→ TASK DIRECTIONS
Show, in full, each line of the data that contains "What".

[Entries taken from a collection]

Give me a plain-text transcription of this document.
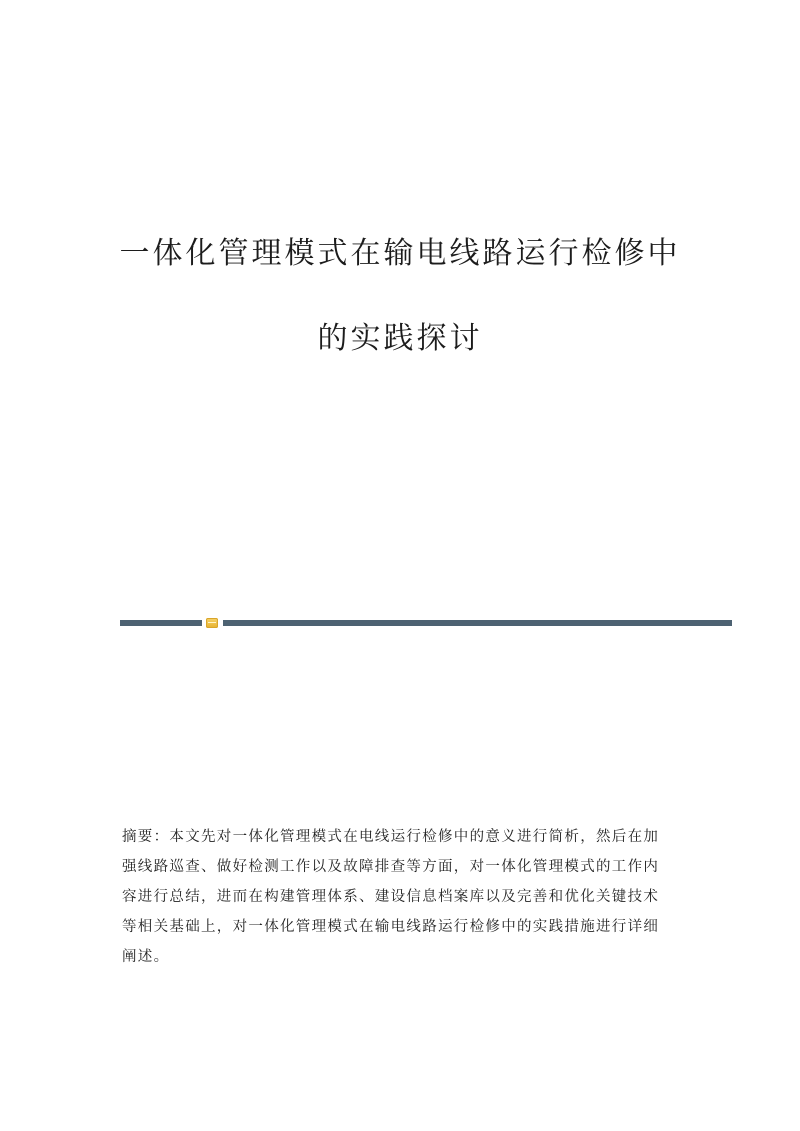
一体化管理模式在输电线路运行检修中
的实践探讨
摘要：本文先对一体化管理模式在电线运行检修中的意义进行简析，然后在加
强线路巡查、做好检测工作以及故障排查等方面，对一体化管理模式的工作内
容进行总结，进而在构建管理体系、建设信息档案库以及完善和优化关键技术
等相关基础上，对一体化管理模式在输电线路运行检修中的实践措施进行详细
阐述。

---

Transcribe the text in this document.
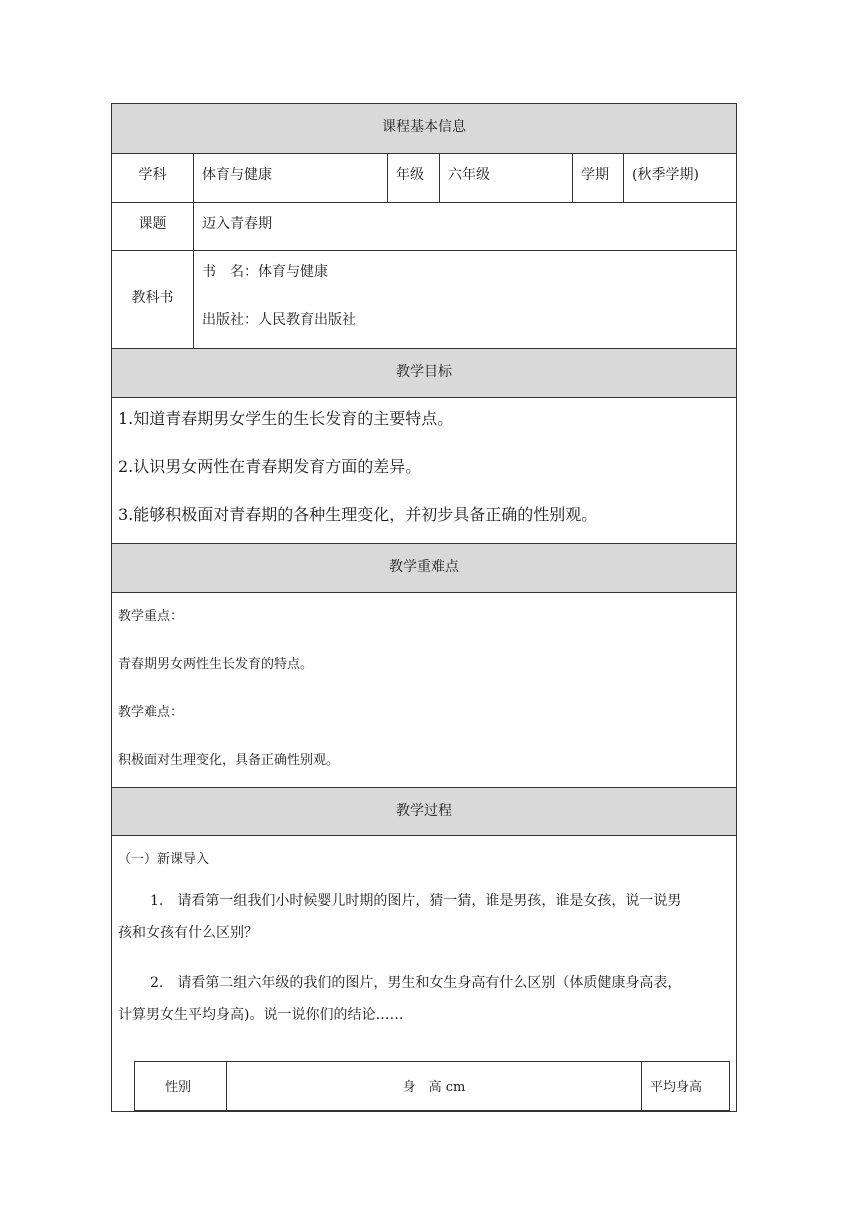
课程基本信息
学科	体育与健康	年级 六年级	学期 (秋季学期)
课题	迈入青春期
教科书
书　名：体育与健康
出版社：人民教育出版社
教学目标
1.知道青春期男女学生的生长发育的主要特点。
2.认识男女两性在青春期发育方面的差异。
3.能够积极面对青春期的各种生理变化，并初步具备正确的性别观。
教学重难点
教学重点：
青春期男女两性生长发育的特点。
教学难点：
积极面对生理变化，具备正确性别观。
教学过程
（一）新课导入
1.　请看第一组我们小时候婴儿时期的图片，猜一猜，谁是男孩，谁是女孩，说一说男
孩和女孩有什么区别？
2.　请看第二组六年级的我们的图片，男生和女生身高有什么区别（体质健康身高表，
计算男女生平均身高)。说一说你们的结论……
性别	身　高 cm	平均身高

==

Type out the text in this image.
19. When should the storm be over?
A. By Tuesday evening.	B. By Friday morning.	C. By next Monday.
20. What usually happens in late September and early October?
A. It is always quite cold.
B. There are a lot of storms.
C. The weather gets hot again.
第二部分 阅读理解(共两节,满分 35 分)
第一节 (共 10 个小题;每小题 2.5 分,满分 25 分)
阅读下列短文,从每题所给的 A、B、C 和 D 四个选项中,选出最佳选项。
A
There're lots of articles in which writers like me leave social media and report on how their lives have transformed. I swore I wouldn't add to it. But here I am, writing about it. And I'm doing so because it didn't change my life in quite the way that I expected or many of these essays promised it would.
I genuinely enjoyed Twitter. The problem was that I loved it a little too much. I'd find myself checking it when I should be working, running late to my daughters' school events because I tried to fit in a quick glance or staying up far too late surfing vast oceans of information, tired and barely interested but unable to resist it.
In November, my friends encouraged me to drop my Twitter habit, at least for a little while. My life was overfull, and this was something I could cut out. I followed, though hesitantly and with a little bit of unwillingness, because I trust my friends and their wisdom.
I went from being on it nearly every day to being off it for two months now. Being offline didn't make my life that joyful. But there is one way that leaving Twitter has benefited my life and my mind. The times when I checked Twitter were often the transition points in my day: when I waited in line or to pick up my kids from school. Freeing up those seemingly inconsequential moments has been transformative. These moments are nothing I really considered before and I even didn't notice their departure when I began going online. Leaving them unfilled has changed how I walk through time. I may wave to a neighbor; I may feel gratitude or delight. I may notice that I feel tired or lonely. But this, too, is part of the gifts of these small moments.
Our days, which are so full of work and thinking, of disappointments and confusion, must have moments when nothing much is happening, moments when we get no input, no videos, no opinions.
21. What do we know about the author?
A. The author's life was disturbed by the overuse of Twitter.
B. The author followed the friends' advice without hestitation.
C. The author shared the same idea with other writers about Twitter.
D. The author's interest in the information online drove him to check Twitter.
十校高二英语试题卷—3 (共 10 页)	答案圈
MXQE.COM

→ EXPECTED ANSWER
20. What usually happens in late September and early October?
21. What do we know about the author?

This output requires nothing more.